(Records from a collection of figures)

start

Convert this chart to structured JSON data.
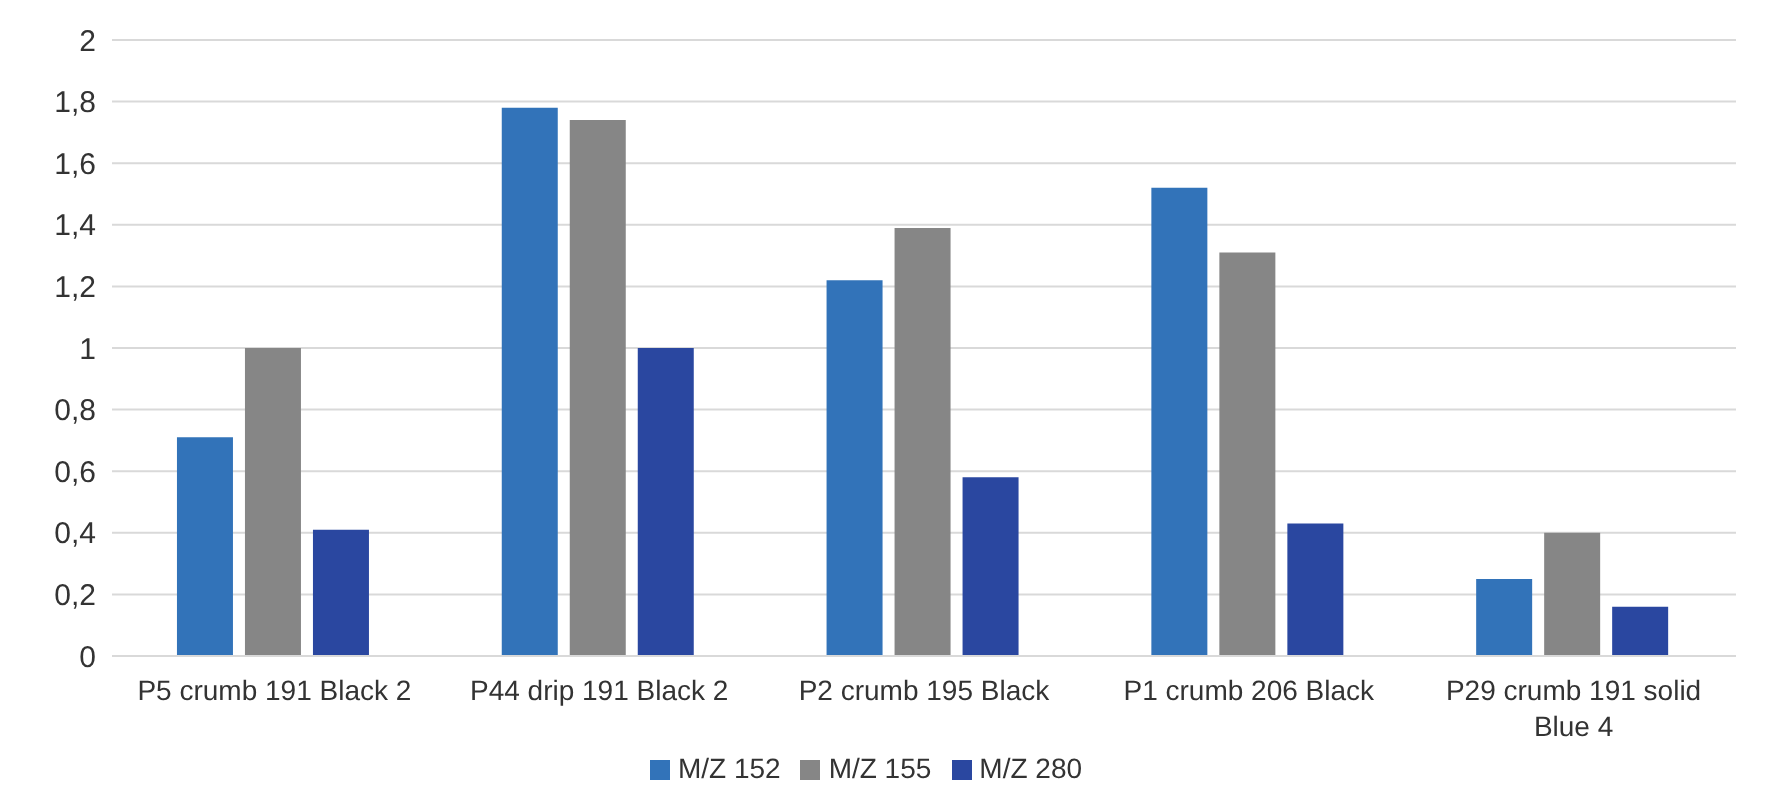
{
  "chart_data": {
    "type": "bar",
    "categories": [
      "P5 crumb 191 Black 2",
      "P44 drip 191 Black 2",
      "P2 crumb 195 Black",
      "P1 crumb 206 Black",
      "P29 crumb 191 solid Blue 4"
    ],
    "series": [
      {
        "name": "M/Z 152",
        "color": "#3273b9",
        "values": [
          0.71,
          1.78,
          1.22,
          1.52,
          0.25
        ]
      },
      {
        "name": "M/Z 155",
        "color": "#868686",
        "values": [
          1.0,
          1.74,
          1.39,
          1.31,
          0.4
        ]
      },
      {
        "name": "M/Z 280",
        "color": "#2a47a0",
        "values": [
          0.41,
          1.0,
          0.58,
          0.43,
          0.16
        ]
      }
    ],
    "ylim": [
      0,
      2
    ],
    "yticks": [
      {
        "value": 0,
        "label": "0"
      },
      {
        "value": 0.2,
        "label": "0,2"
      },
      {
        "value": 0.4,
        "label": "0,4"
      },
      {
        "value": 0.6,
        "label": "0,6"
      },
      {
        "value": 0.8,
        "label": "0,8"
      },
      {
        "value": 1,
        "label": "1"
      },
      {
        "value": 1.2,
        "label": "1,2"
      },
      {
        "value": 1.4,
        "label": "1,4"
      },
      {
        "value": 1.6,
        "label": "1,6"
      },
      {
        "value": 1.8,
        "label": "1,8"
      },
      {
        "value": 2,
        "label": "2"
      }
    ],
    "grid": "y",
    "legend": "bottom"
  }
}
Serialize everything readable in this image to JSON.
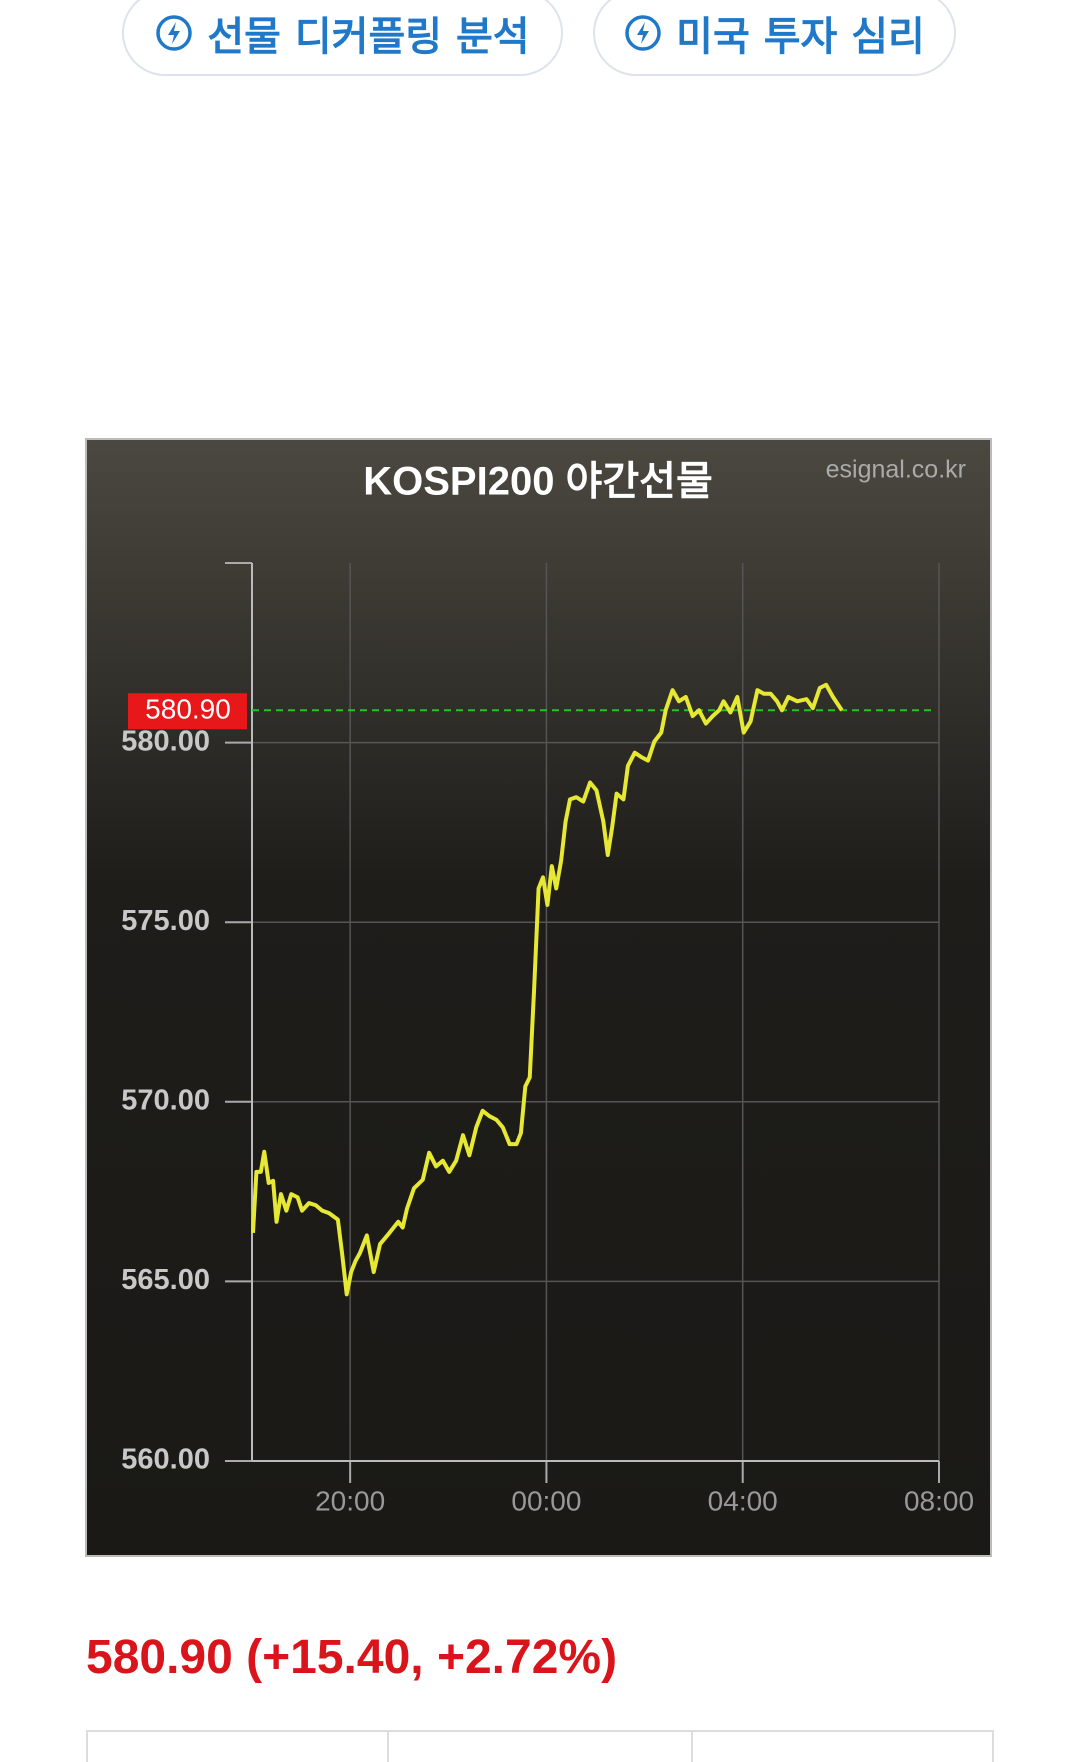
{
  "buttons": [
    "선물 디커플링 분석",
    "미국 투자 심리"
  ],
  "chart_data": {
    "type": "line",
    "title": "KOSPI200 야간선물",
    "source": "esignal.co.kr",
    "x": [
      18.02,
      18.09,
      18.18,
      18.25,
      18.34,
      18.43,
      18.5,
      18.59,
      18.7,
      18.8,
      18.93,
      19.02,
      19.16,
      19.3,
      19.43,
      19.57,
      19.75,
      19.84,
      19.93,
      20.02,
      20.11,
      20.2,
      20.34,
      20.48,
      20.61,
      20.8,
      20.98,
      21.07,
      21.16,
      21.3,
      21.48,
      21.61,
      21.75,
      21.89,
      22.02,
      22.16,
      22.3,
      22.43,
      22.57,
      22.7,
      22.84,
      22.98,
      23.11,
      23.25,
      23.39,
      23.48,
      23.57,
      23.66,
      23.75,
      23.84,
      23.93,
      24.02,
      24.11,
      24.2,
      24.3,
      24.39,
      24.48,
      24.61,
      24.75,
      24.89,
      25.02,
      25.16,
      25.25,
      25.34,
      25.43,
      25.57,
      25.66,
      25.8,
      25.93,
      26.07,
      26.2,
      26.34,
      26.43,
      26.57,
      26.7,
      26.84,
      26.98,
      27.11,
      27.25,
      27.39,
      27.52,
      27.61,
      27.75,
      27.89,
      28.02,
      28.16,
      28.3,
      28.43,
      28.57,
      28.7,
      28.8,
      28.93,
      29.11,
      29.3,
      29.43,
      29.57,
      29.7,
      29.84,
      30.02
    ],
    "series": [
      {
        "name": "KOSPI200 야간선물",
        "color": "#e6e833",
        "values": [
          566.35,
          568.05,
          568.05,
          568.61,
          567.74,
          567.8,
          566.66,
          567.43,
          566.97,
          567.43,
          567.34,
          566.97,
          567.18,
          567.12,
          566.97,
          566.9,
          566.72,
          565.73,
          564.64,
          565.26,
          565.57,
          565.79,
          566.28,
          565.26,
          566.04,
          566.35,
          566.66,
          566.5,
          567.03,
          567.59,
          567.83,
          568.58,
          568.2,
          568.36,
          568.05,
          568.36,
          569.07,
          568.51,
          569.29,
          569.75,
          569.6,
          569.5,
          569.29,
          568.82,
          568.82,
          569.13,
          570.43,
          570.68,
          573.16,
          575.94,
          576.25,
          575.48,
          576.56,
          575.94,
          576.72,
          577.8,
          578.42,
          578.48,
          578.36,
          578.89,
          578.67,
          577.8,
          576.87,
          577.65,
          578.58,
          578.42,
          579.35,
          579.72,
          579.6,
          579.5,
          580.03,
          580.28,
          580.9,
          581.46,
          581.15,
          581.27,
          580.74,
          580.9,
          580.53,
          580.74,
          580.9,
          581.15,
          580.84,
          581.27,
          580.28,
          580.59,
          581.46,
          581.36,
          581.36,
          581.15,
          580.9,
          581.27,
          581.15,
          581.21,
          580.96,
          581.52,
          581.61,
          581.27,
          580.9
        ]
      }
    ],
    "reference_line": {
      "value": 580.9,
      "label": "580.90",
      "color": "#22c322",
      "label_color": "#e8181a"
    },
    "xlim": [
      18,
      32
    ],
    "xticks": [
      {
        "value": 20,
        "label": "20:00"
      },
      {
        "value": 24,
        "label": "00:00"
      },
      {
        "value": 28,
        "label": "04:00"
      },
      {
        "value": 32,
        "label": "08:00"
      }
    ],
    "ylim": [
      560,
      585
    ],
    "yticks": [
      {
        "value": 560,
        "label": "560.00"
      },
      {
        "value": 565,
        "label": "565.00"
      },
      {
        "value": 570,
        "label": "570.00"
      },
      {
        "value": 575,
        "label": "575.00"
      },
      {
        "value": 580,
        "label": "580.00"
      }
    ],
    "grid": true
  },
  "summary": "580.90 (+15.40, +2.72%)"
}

end

Given request: None of the pictures should appear; repeat the records exactly otherwise.

Solution:
Convert this chart to structured JSON data.
{
  "chart_data": {
    "type": "bar",
    "categories": [
      "P5 crumb 191 Black 2",
      "P44 drip 191 Black 2",
      "P2 crumb 195 Black",
      "P1 crumb 206 Black",
      "P29 crumb 191 solid Blue 4"
    ],
    "series": [
      {
        "name": "M/Z 152",
        "color": "#3273b9",
        "values": [
          0.71,
          1.78,
          1.22,
          1.52,
          0.25
        ]
      },
      {
        "name": "M/Z 155",
        "color": "#868686",
        "values": [
          1.0,
          1.74,
          1.39,
          1.31,
          0.4
        ]
      },
      {
        "name": "M/Z 280",
        "color": "#2a47a0",
        "values": [
          0.41,
          1.0,
          0.58,
          0.43,
          0.16
        ]
      }
    ],
    "ylim": [
      0,
      2
    ],
    "yticks": [
      {
        "value": 0,
        "label": "0"
      },
      {
        "value": 0.2,
        "label": "0,2"
      },
      {
        "value": 0.4,
        "label": "0,4"
      },
      {
        "value": 0.6,
        "label": "0,6"
      },
      {
        "value": 0.8,
        "label": "0,8"
      },
      {
        "value": 1,
        "label": "1"
      },
      {
        "value": 1.2,
        "label": "1,2"
      },
      {
        "value": 1.4,
        "label": "1,4"
      },
      {
        "value": 1.6,
        "label": "1,6"
      },
      {
        "value": 1.8,
        "label": "1,8"
      },
      {
        "value": 2,
        "label": "2"
      }
    ],
    "grid": "y",
    "legend": "bottom"
  }
}
Serialize everything readable in this image to JSON.
{
  "buttons": [
    "선물 디커플링 분석",
    "미국 투자 심리"
  ],
  "chart_data": {
    "type": "line",
    "title": "KOSPI200 야간선물",
    "source": "esignal.co.kr",
    "x": [
      18.02,
      18.09,
      18.18,
      18.25,
      18.34,
      18.43,
      18.5,
      18.59,
      18.7,
      18.8,
      18.93,
      19.02,
      19.16,
      19.3,
      19.43,
      19.57,
      19.75,
      19.84,
      19.93,
      20.02,
      20.11,
      20.2,
      20.34,
      20.48,
      20.61,
      20.8,
      20.98,
      21.07,
      21.16,
      21.3,
      21.48,
      21.61,
      21.75,
      21.89,
      22.02,
      22.16,
      22.3,
      22.43,
      22.57,
      22.7,
      22.84,
      22.98,
      23.11,
      23.25,
      23.39,
      23.48,
      23.57,
      23.66,
      23.75,
      23.84,
      23.93,
      24.02,
      24.11,
      24.2,
      24.3,
      24.39,
      24.48,
      24.61,
      24.75,
      24.89,
      25.02,
      25.16,
      25.25,
      25.34,
      25.43,
      25.57,
      25.66,
      25.8,
      25.93,
      26.07,
      26.2,
      26.34,
      26.43,
      26.57,
      26.7,
      26.84,
      26.98,
      27.11,
      27.25,
      27.39,
      27.52,
      27.61,
      27.75,
      27.89,
      28.02,
      28.16,
      28.3,
      28.43,
      28.57,
      28.7,
      28.8,
      28.93,
      29.11,
      29.3,
      29.43,
      29.57,
      29.7,
      29.84,
      30.02
    ],
    "series": [
      {
        "name": "KOSPI200 야간선물",
        "color": "#e6e833",
        "values": [
          566.35,
          568.05,
          568.05,
          568.61,
          567.74,
          567.8,
          566.66,
          567.43,
          566.97,
          567.43,
          567.34,
          566.97,
          567.18,
          567.12,
          566.97,
          566.9,
          566.72,
          565.73,
          564.64,
          565.26,
          565.57,
          565.79,
          566.28,
          565.26,
          566.04,
          566.35,
          566.66,
          566.5,
          567.03,
          567.59,
          567.83,
          568.58,
          568.2,
          568.36,
          568.05,
          568.36,
          569.07,
          568.51,
          569.29,
          569.75,
          569.6,
          569.5,
          569.29,
          568.82,
          568.82,
          569.13,
          570.43,
          570.68,
          573.16,
          575.94,
          576.25,
          575.48,
          576.56,
          575.94,
          576.72,
          577.8,
          578.42,
          578.48,
          578.36,
          578.89,
          578.67,
          577.8,
          576.87,
          577.65,
          578.58,
          578.42,
          579.35,
          579.72,
          579.6,
          579.5,
          580.03,
          580.28,
          580.9,
          581.46,
          581.15,
          581.27,
          580.74,
          580.9,
          580.53,
          580.74,
          580.9,
          581.15,
          580.84,
          581.27,
          580.28,
          580.59,
          581.46,
          581.36,
          581.36,
          581.15,
          580.9,
          581.27,
          581.15,
          581.21,
          580.96,
          581.52,
          581.61,
          581.27,
          580.9
        ]
      }
    ],
    "reference_line": {
      "value": 580.9,
      "label": "580.90",
      "color": "#22c322",
      "label_color": "#e8181a"
    },
    "xlim": [
      18,
      32
    ],
    "xticks": [
      {
        "value": 20,
        "label": "20:00"
      },
      {
        "value": 24,
        "label": "00:00"
      },
      {
        "value": 28,
        "label": "04:00"
      },
      {
        "value": 32,
        "label": "08:00"
      }
    ],
    "ylim": [
      560,
      585
    ],
    "yticks": [
      {
        "value": 560,
        "label": "560.00"
      },
      {
        "value": 565,
        "label": "565.00"
      },
      {
        "value": 570,
        "label": "570.00"
      },
      {
        "value": 575,
        "label": "575.00"
      },
      {
        "value": 580,
        "label": "580.00"
      }
    ],
    "grid": true
  },
  "summary": "580.90 (+15.40, +2.72%)"
}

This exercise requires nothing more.